(Dataset excerpt)
** Begin **

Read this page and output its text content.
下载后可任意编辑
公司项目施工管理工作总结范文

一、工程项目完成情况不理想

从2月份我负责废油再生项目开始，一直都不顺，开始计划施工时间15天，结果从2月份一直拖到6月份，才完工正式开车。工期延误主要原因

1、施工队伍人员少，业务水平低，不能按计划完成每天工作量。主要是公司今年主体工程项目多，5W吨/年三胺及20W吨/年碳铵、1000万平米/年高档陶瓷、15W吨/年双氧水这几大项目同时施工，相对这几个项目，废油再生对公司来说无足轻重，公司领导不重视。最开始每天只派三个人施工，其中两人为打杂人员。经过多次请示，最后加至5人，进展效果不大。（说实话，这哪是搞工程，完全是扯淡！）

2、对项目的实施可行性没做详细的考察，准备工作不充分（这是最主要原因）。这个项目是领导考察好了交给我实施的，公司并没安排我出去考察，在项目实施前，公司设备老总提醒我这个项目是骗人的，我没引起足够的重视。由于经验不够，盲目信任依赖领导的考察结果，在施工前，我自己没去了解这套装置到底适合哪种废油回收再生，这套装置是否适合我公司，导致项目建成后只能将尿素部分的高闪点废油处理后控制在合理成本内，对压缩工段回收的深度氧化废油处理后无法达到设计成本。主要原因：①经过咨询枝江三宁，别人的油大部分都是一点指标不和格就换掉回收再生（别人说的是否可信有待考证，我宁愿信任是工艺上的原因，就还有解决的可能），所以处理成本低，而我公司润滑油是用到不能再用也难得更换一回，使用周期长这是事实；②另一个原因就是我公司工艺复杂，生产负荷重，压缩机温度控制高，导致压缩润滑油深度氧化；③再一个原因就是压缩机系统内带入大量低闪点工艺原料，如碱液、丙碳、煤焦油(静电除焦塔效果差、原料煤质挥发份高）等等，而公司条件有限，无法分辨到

** End **

## Requirement
Write the material out again in its entirety, exactly as shown.

## Task result
Read this page and output its text content.
下载后可任意编辑
公司项目施工管理工作总结范文

一、工程项目完成情况不理想

从2月份我负责废油再生项目开始，一直都不顺，开始计划施工时间15天，结果从2月份一直拖到6月份，才完工正式开车。工期延误主要原因

1、施工队伍人员少，业务水平低，不能按计划完成每天工作量。主要是公司今年主体工程项目多，5W吨/年三胺及20W吨/年碳铵、1000万平米/年高档陶瓷、15W吨/年双氧水这几大项目同时施工，相对这几个项目，废油再生对公司来说无足轻重，公司领导不重视。最开始每天只派三个人施工，其中两人为打杂人员。经过多次请示，最后加至5人，进展效果不大。（说实话，这哪是搞工程，完全是扯淡！）

2、对项目的实施可行性没做详细的考察，准备工作不充分（这是最主要原因）。这个项目是领导考察好了交给我实施的，公司并没安排我出去考察，在项目实施前，公司设备老总提醒我这个项目是骗人的，我没引起足够的重视。由于经验不够，盲目信任依赖领导的考察结果，在施工前，我自己没去了解这套装置到底适合哪种废油回收再生，这套装置是否适合我公司，导致项目建成后只能将尿素部分的高闪点废油处理后控制在合理成本内，对压缩工段回收的深度氧化废油处理后无法达到设计成本。主要原因：①经过咨询枝江三宁，别人的油大部分都是一点指标不和格就换掉回收再生（别人说的是否可信有待考证，我宁愿信任是工艺上的原因，就还有解决的可能），所以处理成本低，而我公司润滑油是用到不能再用也难得更换一回，使用周期长这是事实；②另一个原因就是我公司工艺复杂，生产负荷重，压缩机温度控制高，导致压缩润滑油深度氧化；③再一个原因就是压缩机系统内带入大量低闪点工艺原料，如碱液、丙碳、煤焦油(静电除焦塔效果差、原料煤质挥发份高）等等，而公司条件有限，无法分辨到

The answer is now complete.